**OBJECTIVE**: In the data that follows, count each line holding the string "call"; answer with the number only.

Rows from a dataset
######

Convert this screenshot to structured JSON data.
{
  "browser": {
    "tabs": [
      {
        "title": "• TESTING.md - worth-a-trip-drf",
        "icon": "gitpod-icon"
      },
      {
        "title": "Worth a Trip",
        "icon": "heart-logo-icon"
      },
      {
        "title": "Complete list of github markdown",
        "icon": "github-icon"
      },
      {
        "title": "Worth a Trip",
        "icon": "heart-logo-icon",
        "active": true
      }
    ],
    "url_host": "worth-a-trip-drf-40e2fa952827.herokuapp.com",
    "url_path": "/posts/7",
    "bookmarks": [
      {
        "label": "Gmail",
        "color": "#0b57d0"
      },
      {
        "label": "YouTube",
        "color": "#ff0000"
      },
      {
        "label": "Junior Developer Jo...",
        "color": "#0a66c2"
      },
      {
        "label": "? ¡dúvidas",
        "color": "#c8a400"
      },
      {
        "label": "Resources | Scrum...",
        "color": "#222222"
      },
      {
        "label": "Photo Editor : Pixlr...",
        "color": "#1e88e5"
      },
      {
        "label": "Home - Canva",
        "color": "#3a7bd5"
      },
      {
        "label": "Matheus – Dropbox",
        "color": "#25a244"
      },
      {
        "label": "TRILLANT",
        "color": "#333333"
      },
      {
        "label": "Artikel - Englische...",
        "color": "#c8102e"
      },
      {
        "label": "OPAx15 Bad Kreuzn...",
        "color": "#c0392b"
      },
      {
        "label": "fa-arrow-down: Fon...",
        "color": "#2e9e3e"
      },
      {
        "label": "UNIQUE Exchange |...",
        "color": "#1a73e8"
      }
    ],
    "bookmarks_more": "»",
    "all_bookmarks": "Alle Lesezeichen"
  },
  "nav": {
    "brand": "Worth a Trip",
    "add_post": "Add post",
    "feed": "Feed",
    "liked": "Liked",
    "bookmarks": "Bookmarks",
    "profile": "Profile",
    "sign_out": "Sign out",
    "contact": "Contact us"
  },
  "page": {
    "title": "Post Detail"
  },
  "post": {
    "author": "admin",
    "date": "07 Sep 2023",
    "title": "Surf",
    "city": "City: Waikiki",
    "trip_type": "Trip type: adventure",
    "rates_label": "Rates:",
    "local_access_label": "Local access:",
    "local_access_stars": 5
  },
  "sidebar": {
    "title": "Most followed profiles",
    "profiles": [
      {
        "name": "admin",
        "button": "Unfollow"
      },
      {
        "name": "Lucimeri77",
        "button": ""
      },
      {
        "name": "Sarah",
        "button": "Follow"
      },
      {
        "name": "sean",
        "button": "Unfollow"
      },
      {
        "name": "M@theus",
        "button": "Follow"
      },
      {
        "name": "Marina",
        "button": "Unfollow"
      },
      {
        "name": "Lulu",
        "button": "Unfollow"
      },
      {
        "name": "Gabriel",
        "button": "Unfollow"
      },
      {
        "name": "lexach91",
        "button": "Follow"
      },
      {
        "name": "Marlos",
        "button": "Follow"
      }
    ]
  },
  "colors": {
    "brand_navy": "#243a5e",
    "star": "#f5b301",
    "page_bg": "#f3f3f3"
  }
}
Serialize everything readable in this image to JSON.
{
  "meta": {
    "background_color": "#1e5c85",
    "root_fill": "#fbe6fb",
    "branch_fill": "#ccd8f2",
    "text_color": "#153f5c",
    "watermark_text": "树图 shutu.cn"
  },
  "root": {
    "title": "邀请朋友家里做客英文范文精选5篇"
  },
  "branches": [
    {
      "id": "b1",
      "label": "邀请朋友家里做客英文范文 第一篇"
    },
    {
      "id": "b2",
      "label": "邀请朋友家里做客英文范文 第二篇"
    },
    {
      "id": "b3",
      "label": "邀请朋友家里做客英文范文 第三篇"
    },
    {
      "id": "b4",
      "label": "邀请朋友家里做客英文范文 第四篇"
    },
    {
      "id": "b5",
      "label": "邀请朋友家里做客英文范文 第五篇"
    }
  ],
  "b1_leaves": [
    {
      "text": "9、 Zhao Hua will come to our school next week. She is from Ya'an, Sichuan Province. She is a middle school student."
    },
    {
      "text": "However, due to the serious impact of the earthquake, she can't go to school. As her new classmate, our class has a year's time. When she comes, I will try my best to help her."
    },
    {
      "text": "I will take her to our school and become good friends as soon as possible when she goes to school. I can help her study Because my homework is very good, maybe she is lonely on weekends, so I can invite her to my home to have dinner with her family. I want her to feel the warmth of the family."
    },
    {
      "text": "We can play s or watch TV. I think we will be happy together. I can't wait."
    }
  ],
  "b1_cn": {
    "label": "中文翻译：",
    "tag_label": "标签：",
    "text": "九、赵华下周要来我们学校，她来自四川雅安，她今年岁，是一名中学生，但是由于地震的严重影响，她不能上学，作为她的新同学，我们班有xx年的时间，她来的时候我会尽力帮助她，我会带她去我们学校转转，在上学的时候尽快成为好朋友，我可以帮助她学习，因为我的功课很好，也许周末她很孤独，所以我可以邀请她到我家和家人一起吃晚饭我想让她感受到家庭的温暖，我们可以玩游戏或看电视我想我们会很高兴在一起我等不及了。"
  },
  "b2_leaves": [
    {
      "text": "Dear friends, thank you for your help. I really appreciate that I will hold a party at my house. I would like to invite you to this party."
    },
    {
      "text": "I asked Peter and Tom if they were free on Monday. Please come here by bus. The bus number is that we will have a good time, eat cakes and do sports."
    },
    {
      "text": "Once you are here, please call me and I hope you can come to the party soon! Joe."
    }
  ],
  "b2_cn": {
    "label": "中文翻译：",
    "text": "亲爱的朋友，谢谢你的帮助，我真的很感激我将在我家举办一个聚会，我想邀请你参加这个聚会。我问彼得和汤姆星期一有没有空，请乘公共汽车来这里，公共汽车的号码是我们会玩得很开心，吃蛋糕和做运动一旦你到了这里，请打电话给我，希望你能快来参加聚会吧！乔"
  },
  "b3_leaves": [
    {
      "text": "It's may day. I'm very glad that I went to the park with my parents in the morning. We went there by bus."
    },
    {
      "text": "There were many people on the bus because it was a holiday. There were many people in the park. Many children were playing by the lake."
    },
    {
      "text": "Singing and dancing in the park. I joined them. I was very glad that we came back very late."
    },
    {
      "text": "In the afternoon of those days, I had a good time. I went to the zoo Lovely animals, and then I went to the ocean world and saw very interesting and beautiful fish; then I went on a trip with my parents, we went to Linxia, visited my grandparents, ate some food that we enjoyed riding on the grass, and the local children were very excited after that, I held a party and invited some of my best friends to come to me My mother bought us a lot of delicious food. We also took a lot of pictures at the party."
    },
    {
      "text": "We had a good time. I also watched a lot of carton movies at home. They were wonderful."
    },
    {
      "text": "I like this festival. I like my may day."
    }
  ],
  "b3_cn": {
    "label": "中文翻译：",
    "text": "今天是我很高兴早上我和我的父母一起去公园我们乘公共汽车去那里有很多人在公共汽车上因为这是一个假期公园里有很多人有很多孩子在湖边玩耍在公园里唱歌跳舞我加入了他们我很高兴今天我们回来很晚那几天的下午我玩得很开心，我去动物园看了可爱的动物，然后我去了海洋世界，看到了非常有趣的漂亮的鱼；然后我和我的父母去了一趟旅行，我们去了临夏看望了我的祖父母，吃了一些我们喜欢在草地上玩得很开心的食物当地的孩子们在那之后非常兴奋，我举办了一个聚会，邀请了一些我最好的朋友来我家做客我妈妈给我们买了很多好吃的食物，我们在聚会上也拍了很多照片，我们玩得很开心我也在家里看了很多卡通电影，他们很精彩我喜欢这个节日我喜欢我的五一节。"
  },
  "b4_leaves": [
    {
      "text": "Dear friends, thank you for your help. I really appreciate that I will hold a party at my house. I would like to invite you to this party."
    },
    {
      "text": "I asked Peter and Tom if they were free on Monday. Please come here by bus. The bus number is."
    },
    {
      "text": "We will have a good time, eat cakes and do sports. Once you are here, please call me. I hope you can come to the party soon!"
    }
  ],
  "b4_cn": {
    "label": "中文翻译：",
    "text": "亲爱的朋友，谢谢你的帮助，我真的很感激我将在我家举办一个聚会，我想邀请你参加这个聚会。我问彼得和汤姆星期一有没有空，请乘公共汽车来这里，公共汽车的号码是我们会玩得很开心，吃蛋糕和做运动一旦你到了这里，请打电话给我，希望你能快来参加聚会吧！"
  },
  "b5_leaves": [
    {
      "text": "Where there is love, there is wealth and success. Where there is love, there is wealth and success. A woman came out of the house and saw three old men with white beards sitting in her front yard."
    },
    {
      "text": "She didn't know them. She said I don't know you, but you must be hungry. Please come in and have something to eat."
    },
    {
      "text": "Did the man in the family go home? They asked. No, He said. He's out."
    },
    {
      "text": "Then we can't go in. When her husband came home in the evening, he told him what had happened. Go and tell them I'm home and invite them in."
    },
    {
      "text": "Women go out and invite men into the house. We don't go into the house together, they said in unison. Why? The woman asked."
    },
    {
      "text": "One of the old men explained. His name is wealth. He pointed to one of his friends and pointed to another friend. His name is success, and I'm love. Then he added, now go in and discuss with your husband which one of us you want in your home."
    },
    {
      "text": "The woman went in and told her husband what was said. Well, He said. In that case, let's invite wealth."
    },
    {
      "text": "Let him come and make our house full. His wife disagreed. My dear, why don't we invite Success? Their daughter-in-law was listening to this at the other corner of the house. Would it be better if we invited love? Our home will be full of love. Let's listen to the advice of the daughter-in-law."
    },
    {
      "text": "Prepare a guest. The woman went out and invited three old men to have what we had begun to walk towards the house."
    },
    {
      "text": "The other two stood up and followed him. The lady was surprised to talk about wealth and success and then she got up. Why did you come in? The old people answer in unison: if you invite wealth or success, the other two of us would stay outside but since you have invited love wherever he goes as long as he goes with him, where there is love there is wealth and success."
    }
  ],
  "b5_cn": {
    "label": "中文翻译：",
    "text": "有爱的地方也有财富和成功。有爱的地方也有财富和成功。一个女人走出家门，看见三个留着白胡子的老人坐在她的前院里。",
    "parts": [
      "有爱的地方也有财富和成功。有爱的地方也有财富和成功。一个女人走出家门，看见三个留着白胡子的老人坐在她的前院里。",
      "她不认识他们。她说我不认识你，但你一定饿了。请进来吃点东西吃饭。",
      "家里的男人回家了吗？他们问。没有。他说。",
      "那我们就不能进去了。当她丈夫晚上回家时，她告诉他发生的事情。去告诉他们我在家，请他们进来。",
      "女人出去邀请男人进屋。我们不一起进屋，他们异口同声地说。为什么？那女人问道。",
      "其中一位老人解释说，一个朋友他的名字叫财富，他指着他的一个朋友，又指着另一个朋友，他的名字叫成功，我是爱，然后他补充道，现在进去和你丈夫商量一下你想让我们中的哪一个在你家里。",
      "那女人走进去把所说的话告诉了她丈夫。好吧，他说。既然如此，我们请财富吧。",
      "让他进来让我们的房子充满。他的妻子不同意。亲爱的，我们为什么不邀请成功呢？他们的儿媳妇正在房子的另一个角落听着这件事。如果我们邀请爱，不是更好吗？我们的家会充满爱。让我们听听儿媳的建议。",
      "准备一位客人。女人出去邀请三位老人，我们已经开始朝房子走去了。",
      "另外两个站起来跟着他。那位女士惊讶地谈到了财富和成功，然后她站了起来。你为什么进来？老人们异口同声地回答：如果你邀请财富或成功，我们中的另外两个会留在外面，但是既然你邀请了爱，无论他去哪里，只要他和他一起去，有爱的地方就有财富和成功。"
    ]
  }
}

######

**SOLUTION TO THIS PROBLEM**: 2